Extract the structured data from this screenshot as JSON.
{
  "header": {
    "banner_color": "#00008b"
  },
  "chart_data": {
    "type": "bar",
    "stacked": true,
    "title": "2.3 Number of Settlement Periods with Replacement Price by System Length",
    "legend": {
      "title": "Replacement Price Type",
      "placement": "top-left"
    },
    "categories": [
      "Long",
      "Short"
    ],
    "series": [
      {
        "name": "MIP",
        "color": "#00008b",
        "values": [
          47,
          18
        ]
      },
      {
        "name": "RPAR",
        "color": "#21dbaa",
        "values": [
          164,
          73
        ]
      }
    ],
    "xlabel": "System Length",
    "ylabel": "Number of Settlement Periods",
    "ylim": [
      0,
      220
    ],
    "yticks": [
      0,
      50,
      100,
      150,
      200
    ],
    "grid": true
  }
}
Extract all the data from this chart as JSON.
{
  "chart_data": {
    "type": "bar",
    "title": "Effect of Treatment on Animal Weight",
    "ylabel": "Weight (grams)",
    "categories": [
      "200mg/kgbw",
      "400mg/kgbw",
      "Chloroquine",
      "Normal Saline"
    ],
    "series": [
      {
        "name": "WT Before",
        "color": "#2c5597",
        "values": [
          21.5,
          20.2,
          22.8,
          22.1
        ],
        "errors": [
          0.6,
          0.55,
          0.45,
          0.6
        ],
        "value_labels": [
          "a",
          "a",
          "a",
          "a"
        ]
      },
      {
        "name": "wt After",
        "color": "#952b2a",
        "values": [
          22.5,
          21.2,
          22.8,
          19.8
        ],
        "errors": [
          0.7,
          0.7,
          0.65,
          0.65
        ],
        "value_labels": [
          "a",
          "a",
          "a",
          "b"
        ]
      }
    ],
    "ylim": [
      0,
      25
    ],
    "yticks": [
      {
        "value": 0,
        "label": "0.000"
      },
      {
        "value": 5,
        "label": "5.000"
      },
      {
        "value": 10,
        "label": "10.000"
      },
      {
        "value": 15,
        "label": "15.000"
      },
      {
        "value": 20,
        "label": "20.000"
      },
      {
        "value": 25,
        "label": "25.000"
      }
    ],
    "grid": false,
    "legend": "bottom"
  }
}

--

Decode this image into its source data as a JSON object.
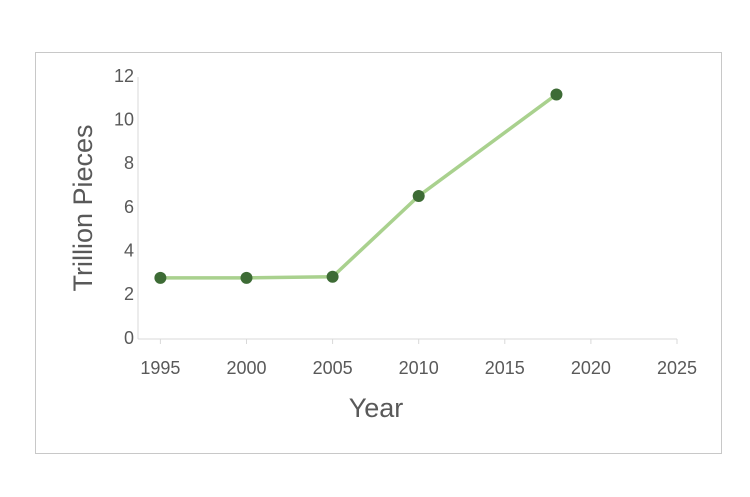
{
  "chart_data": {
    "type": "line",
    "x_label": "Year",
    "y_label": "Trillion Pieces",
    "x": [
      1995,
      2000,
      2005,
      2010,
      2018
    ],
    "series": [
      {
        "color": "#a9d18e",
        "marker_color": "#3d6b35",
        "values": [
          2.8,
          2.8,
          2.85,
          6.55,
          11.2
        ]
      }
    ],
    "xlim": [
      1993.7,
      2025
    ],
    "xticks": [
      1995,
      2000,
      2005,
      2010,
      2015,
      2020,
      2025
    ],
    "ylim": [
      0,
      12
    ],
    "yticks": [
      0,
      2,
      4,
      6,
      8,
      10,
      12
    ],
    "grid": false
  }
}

■ The exercise
Show all lines from the listing above in which "JSON" appears.

■ The solution
Extract the structured data from this screenshot as JSON.
Extract all the data from this chart as JSON.
Decode this image into its source data as a JSON object.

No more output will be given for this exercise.